> _YOUR TASK_
Drop every picture and give the entries back exactly.
══ LISTED ENTRIES ══
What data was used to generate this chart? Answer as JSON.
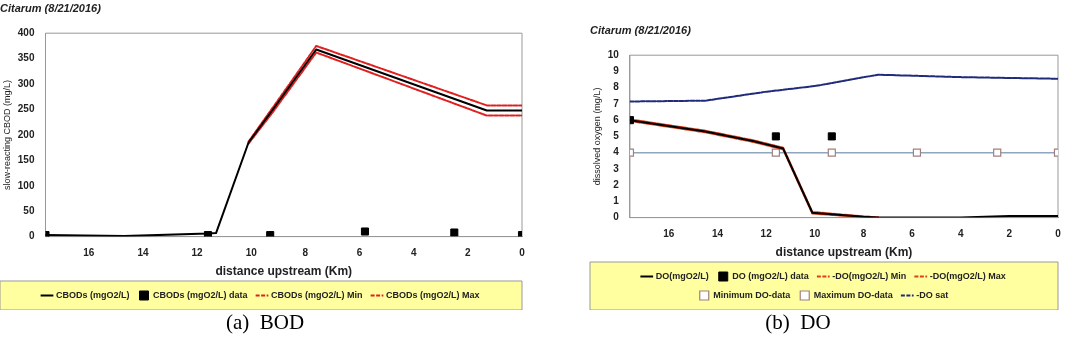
{
  "chart_data": [
    {
      "type": "line",
      "title": "Citarum (8/21/2016)",
      "xlabel": "distance upstream (Km)",
      "ylabel": "slow-reacting CBOD (mg/L)",
      "xlim": [
        17.6,
        0
      ],
      "xticks": [
        16,
        14,
        12,
        10,
        8,
        6,
        4,
        2,
        0
      ],
      "ylim": [
        0,
        400
      ],
      "yticks": [
        0,
        50,
        100,
        150,
        200,
        250,
        300,
        350,
        400
      ],
      "legend": "bottom",
      "annotations": [
        "(a)  BOD"
      ],
      "series": [
        {
          "name": "CBODs (mgO2/L)",
          "color": "#000000",
          "type": "line",
          "marker": "none",
          "line_style": "solid",
          "x": [
            17.6,
            14.7,
            11.6,
            11.3,
            10.1,
            9.2,
            7.6,
            1.3,
            0
          ],
          "values": [
            3,
            1,
            6,
            7,
            185,
            250,
            368,
            248,
            248
          ]
        },
        {
          "name": "CBODs (mgO2/L) data",
          "color": "#000000",
          "type": "scatter",
          "marker": "square",
          "x": [
            17.6,
            11.6,
            9.3,
            5.8,
            2.5,
            0
          ],
          "values": [
            3,
            3,
            3,
            10,
            8,
            3
          ]
        },
        {
          "name": "CBODs (mgO2/L) Min",
          "color": "#e02020",
          "type": "line",
          "marker": "none",
          "line_style": "dashed",
          "x": [
            10.1,
            9.2,
            7.6,
            1.3,
            0
          ],
          "values": [
            183,
            245,
            362,
            238,
            238
          ]
        },
        {
          "name": "CBODs (mgO2/L) Max",
          "color": "#e02020",
          "type": "line",
          "marker": "none",
          "line_style": "dashed",
          "x": [
            10.1,
            9.2,
            7.6,
            1.3,
            0
          ],
          "values": [
            187,
            254,
            375,
            258,
            258
          ]
        }
      ]
    },
    {
      "type": "line",
      "title": "Citarum (8/21/2016)",
      "xlabel": "distance upstream (Km)",
      "ylabel": "dissolved oxygen (mg/L)",
      "xlim": [
        17.6,
        0
      ],
      "xticks": [
        16,
        14,
        12,
        10,
        8,
        6,
        4,
        2,
        0
      ],
      "ylim": [
        0,
        10
      ],
      "yticks": [
        0,
        1,
        2,
        3,
        4,
        5,
        6,
        7,
        8,
        9,
        10
      ],
      "legend": "bottom",
      "annotations": [
        "(b)  DO"
      ],
      "ref_lines": [
        {
          "axis": "y",
          "value": 4,
          "color": "#8fa6bd"
        }
      ],
      "series": [
        {
          "name": "DO(mgO2/L)",
          "color": "#000000",
          "type": "line",
          "marker": "none",
          "line_style": "solid",
          "x": [
            17.6,
            14.5,
            12.5,
            11.3,
            10.1,
            8,
            7.4,
            4,
            2,
            0
          ],
          "values": [
            6.0,
            5.3,
            4.7,
            4.25,
            0.3,
            0.05,
            0,
            0,
            0.1,
            0.1
          ]
        },
        {
          "name": "DO (mgO2/L) data",
          "color": "#000000",
          "type": "scatter",
          "marker": "square",
          "x": [
            17.6,
            11.6,
            9.3
          ],
          "values": [
            6,
            5,
            5
          ]
        },
        {
          "name": "-DO(mgO2/L) Min",
          "color": "#d84020",
          "type": "line",
          "marker": "none",
          "line_style": "dashed",
          "x": [
            17.6,
            14.5,
            12.5,
            11.3,
            10.1,
            8,
            7.4
          ],
          "values": [
            5.95,
            5.25,
            4.65,
            4.2,
            0.25,
            0.03,
            0
          ]
        },
        {
          "name": "-DO(mgO2/L) Max",
          "color": "#d84020",
          "type": "line",
          "marker": "none",
          "line_style": "dashed",
          "x": [
            17.6,
            14.5,
            12.5,
            11.3,
            10.1,
            8,
            7.4
          ],
          "values": [
            6.05,
            5.35,
            4.75,
            4.3,
            0.35,
            0.07,
            0.02
          ]
        },
        {
          "name": "Minimum DO-data",
          "color": "#a08080",
          "type": "scatter",
          "marker": "square-open",
          "x": [
            17.6,
            11.6,
            9.3,
            5.8,
            2.5,
            0
          ],
          "values": [
            4,
            4,
            4,
            4,
            4,
            4
          ]
        },
        {
          "name": "Maximum DO-data",
          "color": "#a08080",
          "type": "scatter",
          "marker": "square-open"
        },
        {
          "name": "-DO sat",
          "color": "#1f2a7a",
          "type": "line",
          "marker": "none",
          "line_style": "dashed",
          "x": [
            17.6,
            14.5,
            12,
            10,
            7.4,
            4,
            0
          ],
          "values": [
            7.15,
            7.2,
            7.75,
            8.1,
            8.8,
            8.65,
            8.55
          ]
        }
      ]
    }
  ]
}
═══
> _ANSWER FOR THE TASK_
What data was used to generate this chart? Answer as JSON.
{
  "chart_data": [
    {
      "type": "line",
      "title": "Citarum (8/21/2016)",
      "xlabel": "distance upstream (Km)",
      "ylabel": "slow-reacting CBOD (mg/L)",
      "xlim": [
        17.6,
        0
      ],
      "xticks": [
        16,
        14,
        12,
        10,
        8,
        6,
        4,
        2,
        0
      ],
      "ylim": [
        0,
        400
      ],
      "yticks": [
        0,
        50,
        100,
        150,
        200,
        250,
        300,
        350,
        400
      ],
      "legend": "bottom",
      "annotations": [
        "(a)  BOD"
      ],
      "series": [
        {
          "name": "CBODs (mgO2/L)",
          "color": "#000000",
          "type": "line",
          "marker": "none",
          "line_style": "solid",
          "x": [
            17.6,
            14.7,
            11.6,
            11.3,
            10.1,
            9.2,
            7.6,
            1.3,
            0
          ],
          "values": [
            3,
            1,
            6,
            7,
            185,
            250,
            368,
            248,
            248
          ]
        },
        {
          "name": "CBODs (mgO2/L) data",
          "color": "#000000",
          "type": "scatter",
          "marker": "square",
          "x": [
            17.6,
            11.6,
            9.3,
            5.8,
            2.5,
            0
          ],
          "values": [
            3,
            3,
            3,
            10,
            8,
            3
          ]
        },
        {
          "name": "CBODs (mgO2/L) Min",
          "color": "#e02020",
          "type": "line",
          "marker": "none",
          "line_style": "dashed",
          "x": [
            10.1,
            9.2,
            7.6,
            1.3,
            0
          ],
          "values": [
            183,
            245,
            362,
            238,
            238
          ]
        },
        {
          "name": "CBODs (mgO2/L) Max",
          "color": "#e02020",
          "type": "line",
          "marker": "none",
          "line_style": "dashed",
          "x": [
            10.1,
            9.2,
            7.6,
            1.3,
            0
          ],
          "values": [
            187,
            254,
            375,
            258,
            258
          ]
        }
      ]
    },
    {
      "type": "line",
      "title": "Citarum (8/21/2016)",
      "xlabel": "distance upstream (Km)",
      "ylabel": "dissolved oxygen (mg/L)",
      "xlim": [
        17.6,
        0
      ],
      "xticks": [
        16,
        14,
        12,
        10,
        8,
        6,
        4,
        2,
        0
      ],
      "ylim": [
        0,
        10
      ],
      "yticks": [
        0,
        1,
        2,
        3,
        4,
        5,
        6,
        7,
        8,
        9,
        10
      ],
      "legend": "bottom",
      "annotations": [
        "(b)  DO"
      ],
      "ref_lines": [
        {
          "axis": "y",
          "value": 4,
          "color": "#8fa6bd"
        }
      ],
      "series": [
        {
          "name": "DO(mgO2/L)",
          "color": "#000000",
          "type": "line",
          "marker": "none",
          "line_style": "solid",
          "x": [
            17.6,
            14.5,
            12.5,
            11.3,
            10.1,
            8,
            7.4,
            4,
            2,
            0
          ],
          "values": [
            6.0,
            5.3,
            4.7,
            4.25,
            0.3,
            0.05,
            0,
            0,
            0.1,
            0.1
          ]
        },
        {
          "name": "DO (mgO2/L) data",
          "color": "#000000",
          "type": "scatter",
          "marker": "square",
          "x": [
            17.6,
            11.6,
            9.3
          ],
          "values": [
            6,
            5,
            5
          ]
        },
        {
          "name": "-DO(mgO2/L) Min",
          "color": "#d84020",
          "type": "line",
          "marker": "none",
          "line_style": "dashed",
          "x": [
            17.6,
            14.5,
            12.5,
            11.3,
            10.1,
            8,
            7.4
          ],
          "values": [
            5.95,
            5.25,
            4.65,
            4.2,
            0.25,
            0.03,
            0
          ]
        },
        {
          "name": "-DO(mgO2/L) Max",
          "color": "#d84020",
          "type": "line",
          "marker": "none",
          "line_style": "dashed",
          "x": [
            17.6,
            14.5,
            12.5,
            11.3,
            10.1,
            8,
            7.4
          ],
          "values": [
            6.05,
            5.35,
            4.75,
            4.3,
            0.35,
            0.07,
            0.02
          ]
        },
        {
          "name": "Minimum DO-data",
          "color": "#a08080",
          "type": "scatter",
          "marker": "square-open",
          "x": [
            17.6,
            11.6,
            9.3,
            5.8,
            2.5,
            0
          ],
          "values": [
            4,
            4,
            4,
            4,
            4,
            4
          ]
        },
        {
          "name": "Maximum DO-data",
          "color": "#a08080",
          "type": "scatter",
          "marker": "square-open"
        },
        {
          "name": "-DO sat",
          "color": "#1f2a7a",
          "type": "line",
          "marker": "none",
          "line_style": "dashed",
          "x": [
            17.6,
            14.5,
            12,
            10,
            7.4,
            4,
            0
          ],
          "values": [
            7.15,
            7.2,
            7.75,
            8.1,
            8.8,
            8.65,
            8.55
          ]
        }
      ]
    }
  ]
}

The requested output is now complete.